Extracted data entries

* * *

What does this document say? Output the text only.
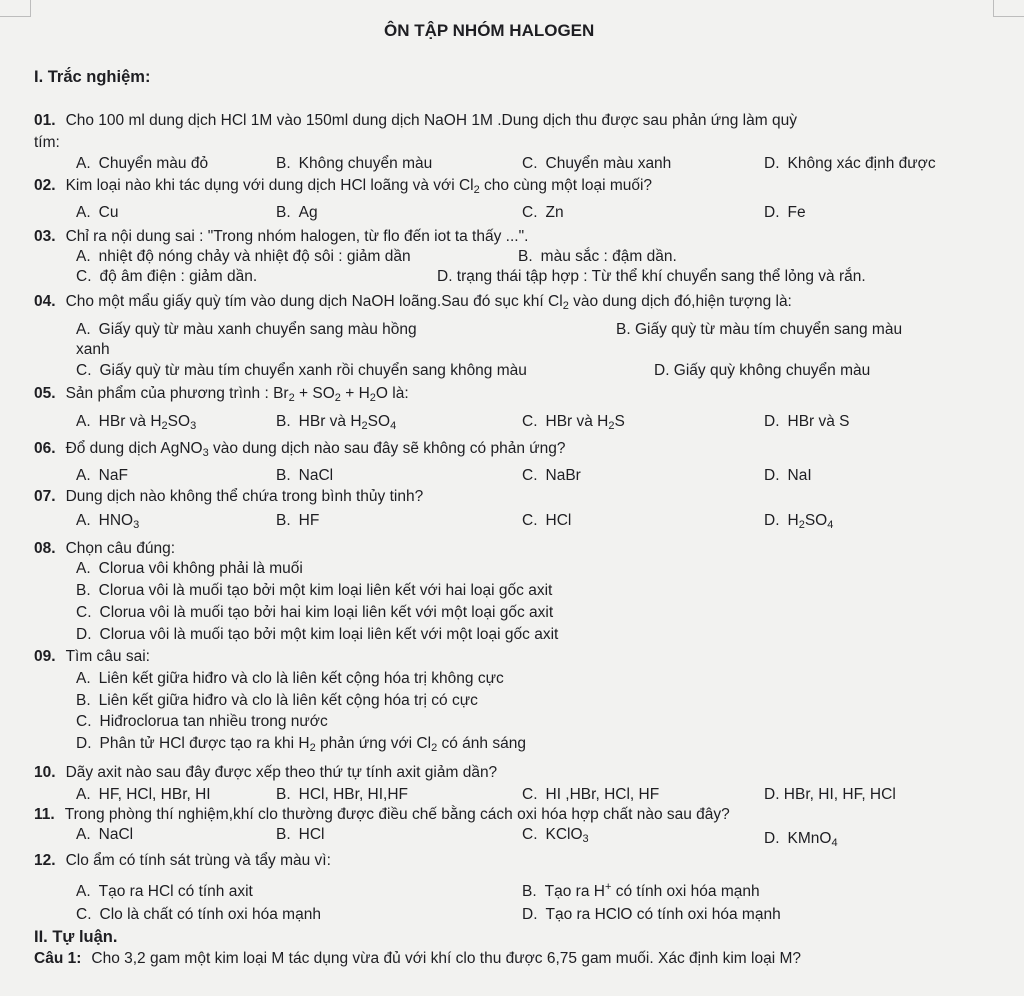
ÔN TẬP NHÓM HALOGEN
I. Trắc nghiệm:
01. Cho 100 ml dung dịch HCl 1M vào 150ml dung dịch NaOH 1M .Dung dịch thu được sau phản ứng làm quỳ
tím:
A. Chuyển màu đỏ	B. Không chuyển màu	C. Chuyển màu xanh	D. Không xác định được
02. Kim loại nào khi tác dụng với dung dịch HCl loãng và với $Cl_2$ cho cùng một loại muối?
A. Cu	B. Ag	C. Zn	D. Fe
03. Chỉ ra nội dung sai : "Trong nhóm halogen, từ flo đến iot ta thấy ...".
A. nhiệt độ nóng chảy và nhiệt độ sôi : giảm dần	B. màu sắc : đậm dần.
C. độ âm điện : giảm dần.	D. trạng thái tập hợp : Từ thể khí chuyển sang thể lỏng và rắn.
04. Cho một mẩu giấy quỳ tím vào dung dịch NaOH loãng.Sau đó sục khí $Cl_2$ vào dung dịch đó,hiện tượng là:
A. Giấy quỳ từ màu xanh chuyển sang màu hồng	B. Giấy quỳ từ màu tím chuyển sang màu
xanh
C. Giấy quỳ từ màu tím chuyển xanh rồi chuyển sang không màu	D. Giấy quỳ không chuyển màu
05. Sản phẩm của phương trình : $Br_2 + SO_2 + H_2O$ là:
A. HBr và $H_2SO_3$	B. HBr và $H_2SO_4$	C. HBr và $H_2S$	D. HBr và S
06. Đổ dung dịch AgNO$_3$ vào dung dịch nào sau đây sẽ không có phản ứng?
A. NaF	B. NaCl	C. NaBr	D. NaI
07. Dung dịch nào không thể chứa trong bình thủy tinh?
A. $HNO_3$	B. HF	C. HCl	D. $H_2SO_4$
08. Chọn câu đúng:
A. Clorua vôi không phải là muối
B. Clorua vôi là muối tạo bởi một kim loại liên kết với hai loại gốc axit
C. Clorua vôi là muối tạo bởi hai kim loại liên kết với một loại gốc axit
D. Clorua vôi là muối tạo bởi một kim loại liên kết với một loại gốc axit
09. Tìm câu sai:
A. Liên kết giữa hiđro và clo là liên kết cộng hóa trị không cực
B. Liên kết giữa hiđro và clo là liên kết cộng hóa trị có cực
C. Hiđroclorua tan nhiều trong nước
D. Phân tử HCl được tạo ra khi $H_2$ phản ứng với $Cl_2$ có ánh sáng
10. Dãy axit nào sau đây được xếp theo thứ tự tính axit giảm dần?
A. HF, HCl, HBr, HI	B. HCl, HBr, HI,HF	C. HI ,HBr, HCl, HF	D. HBr, HI, HF, HCl
11. Trong phòng thí nghiệm,khí clo thường được điều chế bằng cách oxi hóa hợp chất nào sau đây?
A. NaCl	B. HCl	C. KClO$_3$	D. KMnO$_4$
12. Clo ẩm có tính sát trùng và tẩy màu vì:
A. Tạo ra HCl có tính axit	B. Tạo ra H+ có tính oxi hóa mạnh
C. Clo là chất có tính oxi hóa mạnh	D. Tạo ra HClO có tính oxi hóa mạnh
II. Tự luận.
Câu 1: Cho 3,2 gam một kim loại M tác dụng vừa đủ với khí clo thu được 6,75 gam muối. Xác định kim loại M?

* * *

Leave images out of the retyped records; keep all else exact.

◆ **TASK OUTPUT**
What does this document say? Output the text only.
ÔN TẬP NHÓM HALOGEN
I. Trắc nghiệm:
01. Cho 100 ml dung dịch HCl 1M vào 150ml dung dịch NaOH 1M .Dung dịch thu được sau phản ứng làm quỳ
tím:
A. Chuyển màu đỏ	B. Không chuyển màu	C. Chuyển màu xanh	D. Không xác định được
02. Kim loại nào khi tác dụng với dung dịch HCl loãng và với $Cl_2$ cho cùng một loại muối?
A. Cu	B. Ag	C. Zn	D. Fe
03. Chỉ ra nội dung sai : "Trong nhóm halogen, từ flo đến iot ta thấy ...".
A. nhiệt độ nóng chảy và nhiệt độ sôi : giảm dần	B. màu sắc : đậm dần.
C. độ âm điện : giảm dần.	D. trạng thái tập hợp : Từ thể khí chuyển sang thể lỏng và rắn.
04. Cho một mẩu giấy quỳ tím vào dung dịch NaOH loãng.Sau đó sục khí $Cl_2$ vào dung dịch đó,hiện tượng là:
A. Giấy quỳ từ màu xanh chuyển sang màu hồng	B. Giấy quỳ từ màu tím chuyển sang màu
xanh
C. Giấy quỳ từ màu tím chuyển xanh rồi chuyển sang không màu	D. Giấy quỳ không chuyển màu
05. Sản phẩm của phương trình : $Br_2 + SO_2 + H_2O$ là:
A. HBr và $H_2SO_3$	B. HBr và $H_2SO_4$	C. HBr và $H_2S$	D. HBr và S
06. Đổ dung dịch AgNO$_3$ vào dung dịch nào sau đây sẽ không có phản ứng?
A. NaF	B. NaCl	C. NaBr	D. NaI
07. Dung dịch nào không thể chứa trong bình thủy tinh?
A. $HNO_3$	B. HF	C. HCl	D. $H_2SO_4$
08. Chọn câu đúng:
A. Clorua vôi không phải là muối
B. Clorua vôi là muối tạo bởi một kim loại liên kết với hai loại gốc axit
C. Clorua vôi là muối tạo bởi hai kim loại liên kết với một loại gốc axit
D. Clorua vôi là muối tạo bởi một kim loại liên kết với một loại gốc axit
09. Tìm câu sai:
A. Liên kết giữa hiđro và clo là liên kết cộng hóa trị không cực
B. Liên kết giữa hiđro và clo là liên kết cộng hóa trị có cực
C. Hiđroclorua tan nhiều trong nước
D. Phân tử HCl được tạo ra khi $H_2$ phản ứng với $Cl_2$ có ánh sáng
10. Dãy axit nào sau đây được xếp theo thứ tự tính axit giảm dần?
A. HF, HCl, HBr, HI	B. HCl, HBr, HI,HF	C. HI ,HBr, HCl, HF	D. HBr, HI, HF, HCl
11. Trong phòng thí nghiệm,khí clo thường được điều chế bằng cách oxi hóa hợp chất nào sau đây?
A. NaCl	B. HCl	C. KClO$_3$	D. KMnO$_4$
12. Clo ẩm có tính sát trùng và tẩy màu vì:
A. Tạo ra HCl có tính axit	B. Tạo ra H+ có tính oxi hóa mạnh
C. Clo là chất có tính oxi hóa mạnh	D. Tạo ra HClO có tính oxi hóa mạnh
II. Tự luận.
Câu 1: Cho 3,2 gam một kim loại M tác dụng vừa đủ với khí clo thu được 6,75 gam muối. Xác định kim loại M?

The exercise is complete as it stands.